Begin Extracted information

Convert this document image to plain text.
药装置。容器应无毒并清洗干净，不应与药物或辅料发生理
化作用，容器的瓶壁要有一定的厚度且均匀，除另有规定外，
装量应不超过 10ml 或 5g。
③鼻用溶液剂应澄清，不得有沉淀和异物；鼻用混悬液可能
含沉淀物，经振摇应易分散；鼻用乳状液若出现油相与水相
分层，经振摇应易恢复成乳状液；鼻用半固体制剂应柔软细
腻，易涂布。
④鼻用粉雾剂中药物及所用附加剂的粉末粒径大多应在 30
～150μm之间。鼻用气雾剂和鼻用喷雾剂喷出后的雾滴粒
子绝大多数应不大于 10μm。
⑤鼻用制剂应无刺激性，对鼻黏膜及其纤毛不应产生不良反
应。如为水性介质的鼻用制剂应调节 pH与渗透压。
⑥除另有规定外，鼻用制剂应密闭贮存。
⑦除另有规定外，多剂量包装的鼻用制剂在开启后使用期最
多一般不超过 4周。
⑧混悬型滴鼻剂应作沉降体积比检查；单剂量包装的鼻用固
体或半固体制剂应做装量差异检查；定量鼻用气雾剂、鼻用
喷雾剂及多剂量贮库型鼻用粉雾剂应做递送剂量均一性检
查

End Extracted information

## Task prompt
Repeat the material above exactly.

## Solved exercise
Convert this document image to plain text.
药装置。容器应无毒并清洗干净，不应与药物或辅料发生理
化作用，容器的瓶壁要有一定的厚度且均匀，除另有规定外，
装量应不超过 10ml 或 5g。
③鼻用溶液剂应澄清，不得有沉淀和异物；鼻用混悬液可能
含沉淀物，经振摇应易分散；鼻用乳状液若出现油相与水相
分层，经振摇应易恢复成乳状液；鼻用半固体制剂应柔软细
腻，易涂布。
④鼻用粉雾剂中药物及所用附加剂的粉末粒径大多应在 30
～150μm之间。鼻用气雾剂和鼻用喷雾剂喷出后的雾滴粒
子绝大多数应不大于 10μm。
⑤鼻用制剂应无刺激性，对鼻黏膜及其纤毛不应产生不良反
应。如为水性介质的鼻用制剂应调节 pH与渗透压。
⑥除另有规定外，鼻用制剂应密闭贮存。
⑦除另有规定外，多剂量包装的鼻用制剂在开启后使用期最
多一般不超过 4周。
⑧混悬型滴鼻剂应作沉降体积比检查；单剂量包装的鼻用固
体或半固体制剂应做装量差异检查；定量鼻用气雾剂、鼻用
喷雾剂及多剂量贮库型鼻用粉雾剂应做递送剂量均一性检
查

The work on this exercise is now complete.